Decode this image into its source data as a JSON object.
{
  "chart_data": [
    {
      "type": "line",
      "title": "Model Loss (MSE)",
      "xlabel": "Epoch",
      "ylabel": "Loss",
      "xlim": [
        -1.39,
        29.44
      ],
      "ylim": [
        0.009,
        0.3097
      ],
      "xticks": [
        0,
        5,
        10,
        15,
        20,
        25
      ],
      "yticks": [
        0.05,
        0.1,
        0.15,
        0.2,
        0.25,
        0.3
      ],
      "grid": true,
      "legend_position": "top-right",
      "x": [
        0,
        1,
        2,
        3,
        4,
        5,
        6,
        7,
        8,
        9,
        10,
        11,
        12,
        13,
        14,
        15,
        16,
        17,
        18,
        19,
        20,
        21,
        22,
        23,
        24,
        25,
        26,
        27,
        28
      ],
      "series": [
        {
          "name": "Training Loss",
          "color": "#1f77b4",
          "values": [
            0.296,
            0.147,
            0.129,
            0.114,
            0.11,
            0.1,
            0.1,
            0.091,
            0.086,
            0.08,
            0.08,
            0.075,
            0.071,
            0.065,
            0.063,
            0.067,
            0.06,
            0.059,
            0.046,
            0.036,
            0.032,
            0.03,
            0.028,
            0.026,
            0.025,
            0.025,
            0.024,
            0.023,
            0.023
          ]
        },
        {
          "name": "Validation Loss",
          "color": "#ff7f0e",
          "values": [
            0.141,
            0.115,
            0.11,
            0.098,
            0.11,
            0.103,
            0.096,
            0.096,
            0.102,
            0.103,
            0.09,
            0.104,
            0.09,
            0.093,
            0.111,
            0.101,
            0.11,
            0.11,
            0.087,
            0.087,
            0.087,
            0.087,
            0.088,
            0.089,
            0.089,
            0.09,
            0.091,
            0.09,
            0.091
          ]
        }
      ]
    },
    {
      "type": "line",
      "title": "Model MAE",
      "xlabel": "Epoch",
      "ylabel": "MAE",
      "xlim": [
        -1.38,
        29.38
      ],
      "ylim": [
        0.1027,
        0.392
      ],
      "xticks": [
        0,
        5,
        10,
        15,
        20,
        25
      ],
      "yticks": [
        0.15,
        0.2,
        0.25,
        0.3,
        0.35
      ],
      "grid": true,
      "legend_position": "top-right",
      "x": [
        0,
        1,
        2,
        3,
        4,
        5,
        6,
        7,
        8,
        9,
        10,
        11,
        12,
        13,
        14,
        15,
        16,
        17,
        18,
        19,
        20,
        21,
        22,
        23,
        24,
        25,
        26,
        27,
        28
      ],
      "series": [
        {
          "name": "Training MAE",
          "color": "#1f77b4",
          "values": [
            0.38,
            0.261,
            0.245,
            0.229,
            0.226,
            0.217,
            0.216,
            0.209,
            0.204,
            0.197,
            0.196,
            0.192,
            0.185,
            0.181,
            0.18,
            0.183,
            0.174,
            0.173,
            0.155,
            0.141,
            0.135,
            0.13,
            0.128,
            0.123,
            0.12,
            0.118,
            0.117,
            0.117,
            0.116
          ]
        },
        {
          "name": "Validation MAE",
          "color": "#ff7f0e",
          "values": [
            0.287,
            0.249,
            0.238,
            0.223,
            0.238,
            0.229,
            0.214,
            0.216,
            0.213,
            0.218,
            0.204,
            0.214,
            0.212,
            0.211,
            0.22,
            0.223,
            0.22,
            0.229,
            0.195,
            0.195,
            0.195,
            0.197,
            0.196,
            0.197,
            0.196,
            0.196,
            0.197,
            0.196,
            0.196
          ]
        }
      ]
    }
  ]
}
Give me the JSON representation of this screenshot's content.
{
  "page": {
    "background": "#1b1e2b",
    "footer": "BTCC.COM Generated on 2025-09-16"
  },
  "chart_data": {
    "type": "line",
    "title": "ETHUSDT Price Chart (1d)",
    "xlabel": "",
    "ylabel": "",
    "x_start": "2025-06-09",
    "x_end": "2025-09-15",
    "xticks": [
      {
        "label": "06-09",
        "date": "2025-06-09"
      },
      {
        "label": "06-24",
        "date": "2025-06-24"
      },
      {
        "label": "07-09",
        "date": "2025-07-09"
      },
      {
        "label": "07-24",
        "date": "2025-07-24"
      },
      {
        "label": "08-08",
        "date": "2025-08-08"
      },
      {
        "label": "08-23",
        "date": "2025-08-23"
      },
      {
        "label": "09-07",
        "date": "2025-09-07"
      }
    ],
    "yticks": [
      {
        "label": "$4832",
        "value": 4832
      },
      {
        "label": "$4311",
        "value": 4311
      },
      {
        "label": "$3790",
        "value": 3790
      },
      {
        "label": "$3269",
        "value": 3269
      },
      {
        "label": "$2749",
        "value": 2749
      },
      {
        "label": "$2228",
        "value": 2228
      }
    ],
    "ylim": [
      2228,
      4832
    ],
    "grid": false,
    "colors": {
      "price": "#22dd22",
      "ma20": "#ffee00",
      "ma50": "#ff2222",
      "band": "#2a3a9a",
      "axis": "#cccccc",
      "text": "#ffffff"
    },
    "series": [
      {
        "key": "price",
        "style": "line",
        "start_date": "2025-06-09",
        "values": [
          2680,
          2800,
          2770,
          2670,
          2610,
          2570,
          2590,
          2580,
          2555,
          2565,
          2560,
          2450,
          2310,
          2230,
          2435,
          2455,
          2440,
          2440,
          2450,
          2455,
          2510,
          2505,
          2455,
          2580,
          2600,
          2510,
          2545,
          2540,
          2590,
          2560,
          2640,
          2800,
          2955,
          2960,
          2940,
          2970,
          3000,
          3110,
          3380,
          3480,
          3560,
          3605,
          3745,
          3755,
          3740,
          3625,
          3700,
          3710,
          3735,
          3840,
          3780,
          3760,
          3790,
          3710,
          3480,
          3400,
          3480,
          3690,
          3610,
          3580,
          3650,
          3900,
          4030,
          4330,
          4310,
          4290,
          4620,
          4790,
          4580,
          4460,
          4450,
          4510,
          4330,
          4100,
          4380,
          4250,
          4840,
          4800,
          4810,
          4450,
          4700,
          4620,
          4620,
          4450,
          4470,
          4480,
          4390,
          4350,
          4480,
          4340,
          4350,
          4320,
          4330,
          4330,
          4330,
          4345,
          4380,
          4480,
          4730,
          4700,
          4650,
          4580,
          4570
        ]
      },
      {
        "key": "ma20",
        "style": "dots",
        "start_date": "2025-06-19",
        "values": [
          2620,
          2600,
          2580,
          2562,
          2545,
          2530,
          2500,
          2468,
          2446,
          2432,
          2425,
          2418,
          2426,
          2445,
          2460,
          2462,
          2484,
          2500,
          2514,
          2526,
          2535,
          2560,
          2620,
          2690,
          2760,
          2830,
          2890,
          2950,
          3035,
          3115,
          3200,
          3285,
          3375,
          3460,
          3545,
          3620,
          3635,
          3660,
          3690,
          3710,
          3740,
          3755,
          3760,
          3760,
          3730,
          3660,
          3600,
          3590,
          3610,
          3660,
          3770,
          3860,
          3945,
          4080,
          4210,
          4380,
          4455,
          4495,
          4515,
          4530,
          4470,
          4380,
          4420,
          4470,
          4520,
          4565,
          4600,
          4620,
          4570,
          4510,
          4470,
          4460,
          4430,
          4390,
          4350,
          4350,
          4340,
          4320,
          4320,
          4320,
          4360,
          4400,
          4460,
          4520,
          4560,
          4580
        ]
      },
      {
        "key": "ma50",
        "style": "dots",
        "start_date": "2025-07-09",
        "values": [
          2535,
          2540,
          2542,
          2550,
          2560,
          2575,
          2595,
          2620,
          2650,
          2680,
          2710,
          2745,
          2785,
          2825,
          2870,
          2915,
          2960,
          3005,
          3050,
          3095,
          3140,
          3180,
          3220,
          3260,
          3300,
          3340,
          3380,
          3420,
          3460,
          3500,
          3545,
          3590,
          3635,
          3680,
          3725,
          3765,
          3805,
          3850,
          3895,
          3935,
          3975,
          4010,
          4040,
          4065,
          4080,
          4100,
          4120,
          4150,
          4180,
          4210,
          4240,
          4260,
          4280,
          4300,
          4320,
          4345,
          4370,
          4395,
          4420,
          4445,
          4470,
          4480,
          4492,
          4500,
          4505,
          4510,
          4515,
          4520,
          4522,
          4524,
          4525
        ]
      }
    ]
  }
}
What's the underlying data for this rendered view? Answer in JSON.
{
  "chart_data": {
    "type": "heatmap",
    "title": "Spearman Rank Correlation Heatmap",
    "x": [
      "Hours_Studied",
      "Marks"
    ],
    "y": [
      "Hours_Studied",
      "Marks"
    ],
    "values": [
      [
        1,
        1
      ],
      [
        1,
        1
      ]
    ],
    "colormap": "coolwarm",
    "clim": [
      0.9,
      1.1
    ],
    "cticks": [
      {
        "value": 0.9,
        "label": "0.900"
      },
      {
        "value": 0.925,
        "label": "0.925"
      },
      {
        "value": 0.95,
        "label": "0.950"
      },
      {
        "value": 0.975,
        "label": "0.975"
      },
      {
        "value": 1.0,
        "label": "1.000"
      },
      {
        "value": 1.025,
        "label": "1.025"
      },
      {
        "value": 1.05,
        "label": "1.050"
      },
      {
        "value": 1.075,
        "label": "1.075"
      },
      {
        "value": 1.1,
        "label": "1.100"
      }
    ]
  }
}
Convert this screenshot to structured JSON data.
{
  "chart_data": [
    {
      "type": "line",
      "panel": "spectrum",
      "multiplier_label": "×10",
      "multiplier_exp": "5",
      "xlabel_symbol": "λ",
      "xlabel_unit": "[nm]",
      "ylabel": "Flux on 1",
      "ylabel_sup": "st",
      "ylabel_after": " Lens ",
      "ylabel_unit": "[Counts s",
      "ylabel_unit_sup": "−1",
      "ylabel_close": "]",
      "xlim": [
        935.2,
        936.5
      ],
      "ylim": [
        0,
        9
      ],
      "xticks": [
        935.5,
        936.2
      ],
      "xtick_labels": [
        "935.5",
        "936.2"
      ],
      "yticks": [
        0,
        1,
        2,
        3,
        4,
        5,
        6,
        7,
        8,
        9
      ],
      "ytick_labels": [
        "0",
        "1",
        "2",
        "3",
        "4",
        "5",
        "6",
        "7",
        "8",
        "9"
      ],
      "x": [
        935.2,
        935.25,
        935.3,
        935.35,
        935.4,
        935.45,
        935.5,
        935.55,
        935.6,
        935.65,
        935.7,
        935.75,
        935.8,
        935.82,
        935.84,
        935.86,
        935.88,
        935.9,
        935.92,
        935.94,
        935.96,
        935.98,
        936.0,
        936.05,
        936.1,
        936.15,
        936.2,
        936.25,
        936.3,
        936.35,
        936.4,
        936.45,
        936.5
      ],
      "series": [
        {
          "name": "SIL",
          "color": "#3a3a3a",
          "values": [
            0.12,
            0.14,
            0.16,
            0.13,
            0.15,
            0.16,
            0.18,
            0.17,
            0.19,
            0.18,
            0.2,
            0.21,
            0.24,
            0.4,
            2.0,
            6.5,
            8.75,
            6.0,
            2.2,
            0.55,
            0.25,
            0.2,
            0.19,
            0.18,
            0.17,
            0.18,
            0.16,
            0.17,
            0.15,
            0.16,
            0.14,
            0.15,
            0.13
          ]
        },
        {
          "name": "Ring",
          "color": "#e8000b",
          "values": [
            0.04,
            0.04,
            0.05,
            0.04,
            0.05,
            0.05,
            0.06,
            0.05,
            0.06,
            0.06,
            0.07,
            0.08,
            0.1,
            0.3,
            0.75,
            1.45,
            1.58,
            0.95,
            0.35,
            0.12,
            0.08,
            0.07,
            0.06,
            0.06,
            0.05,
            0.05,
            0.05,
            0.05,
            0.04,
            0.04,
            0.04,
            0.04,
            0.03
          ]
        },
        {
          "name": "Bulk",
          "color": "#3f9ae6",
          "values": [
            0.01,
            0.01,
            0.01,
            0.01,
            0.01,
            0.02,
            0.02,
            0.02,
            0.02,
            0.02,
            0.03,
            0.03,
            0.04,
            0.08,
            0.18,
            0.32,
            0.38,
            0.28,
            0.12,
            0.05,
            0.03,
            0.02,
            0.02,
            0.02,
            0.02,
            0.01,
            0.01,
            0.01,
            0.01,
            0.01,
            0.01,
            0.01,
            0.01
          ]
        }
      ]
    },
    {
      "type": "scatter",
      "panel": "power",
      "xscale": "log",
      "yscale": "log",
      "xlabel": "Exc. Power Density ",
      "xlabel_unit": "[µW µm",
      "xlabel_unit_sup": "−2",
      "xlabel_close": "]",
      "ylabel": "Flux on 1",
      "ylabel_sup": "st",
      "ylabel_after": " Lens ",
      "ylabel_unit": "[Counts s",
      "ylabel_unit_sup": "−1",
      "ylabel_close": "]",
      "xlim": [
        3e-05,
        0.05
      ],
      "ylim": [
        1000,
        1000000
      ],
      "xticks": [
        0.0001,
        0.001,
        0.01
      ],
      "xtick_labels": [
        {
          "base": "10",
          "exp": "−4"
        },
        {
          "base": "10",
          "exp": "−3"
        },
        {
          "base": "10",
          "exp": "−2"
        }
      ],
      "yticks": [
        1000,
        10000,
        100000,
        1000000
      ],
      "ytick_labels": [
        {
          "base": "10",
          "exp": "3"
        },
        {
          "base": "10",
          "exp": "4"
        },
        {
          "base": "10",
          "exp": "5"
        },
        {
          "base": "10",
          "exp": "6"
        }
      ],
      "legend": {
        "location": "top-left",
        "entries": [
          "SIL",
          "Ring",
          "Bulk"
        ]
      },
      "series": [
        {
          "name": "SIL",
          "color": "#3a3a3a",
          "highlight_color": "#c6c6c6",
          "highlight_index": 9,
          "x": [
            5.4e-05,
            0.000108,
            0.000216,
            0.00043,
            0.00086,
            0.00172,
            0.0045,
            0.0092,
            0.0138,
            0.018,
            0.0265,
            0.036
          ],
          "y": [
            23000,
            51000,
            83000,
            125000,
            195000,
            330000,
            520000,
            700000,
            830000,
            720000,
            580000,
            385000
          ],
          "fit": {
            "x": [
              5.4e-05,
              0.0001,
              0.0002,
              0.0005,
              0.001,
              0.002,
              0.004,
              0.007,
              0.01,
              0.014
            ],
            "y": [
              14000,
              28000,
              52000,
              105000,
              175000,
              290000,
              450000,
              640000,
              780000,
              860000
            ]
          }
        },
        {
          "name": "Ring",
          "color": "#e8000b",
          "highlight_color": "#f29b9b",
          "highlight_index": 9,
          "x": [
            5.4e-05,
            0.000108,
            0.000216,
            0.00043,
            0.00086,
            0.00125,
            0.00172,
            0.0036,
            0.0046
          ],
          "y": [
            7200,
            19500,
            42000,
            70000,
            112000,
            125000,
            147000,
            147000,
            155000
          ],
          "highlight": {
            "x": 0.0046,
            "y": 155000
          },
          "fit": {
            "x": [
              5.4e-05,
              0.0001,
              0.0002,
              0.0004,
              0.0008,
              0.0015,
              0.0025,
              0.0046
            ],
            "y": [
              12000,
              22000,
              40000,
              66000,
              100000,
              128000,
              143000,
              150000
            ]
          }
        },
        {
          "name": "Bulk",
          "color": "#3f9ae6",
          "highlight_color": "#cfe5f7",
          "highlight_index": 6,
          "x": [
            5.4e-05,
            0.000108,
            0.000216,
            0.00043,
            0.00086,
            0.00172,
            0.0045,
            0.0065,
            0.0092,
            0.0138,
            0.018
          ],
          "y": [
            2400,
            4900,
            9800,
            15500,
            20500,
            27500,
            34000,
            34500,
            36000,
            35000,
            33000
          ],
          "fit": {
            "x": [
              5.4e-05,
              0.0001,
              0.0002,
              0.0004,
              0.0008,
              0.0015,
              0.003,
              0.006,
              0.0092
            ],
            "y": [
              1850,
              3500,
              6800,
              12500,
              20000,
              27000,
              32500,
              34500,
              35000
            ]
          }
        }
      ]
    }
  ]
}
-- -- --
- [Task objective]:
Copy out the lines in which the string "Validation" appears.

- [Response to the task]:
          "name": "Validation Loss",
          "name": "Validation MAE",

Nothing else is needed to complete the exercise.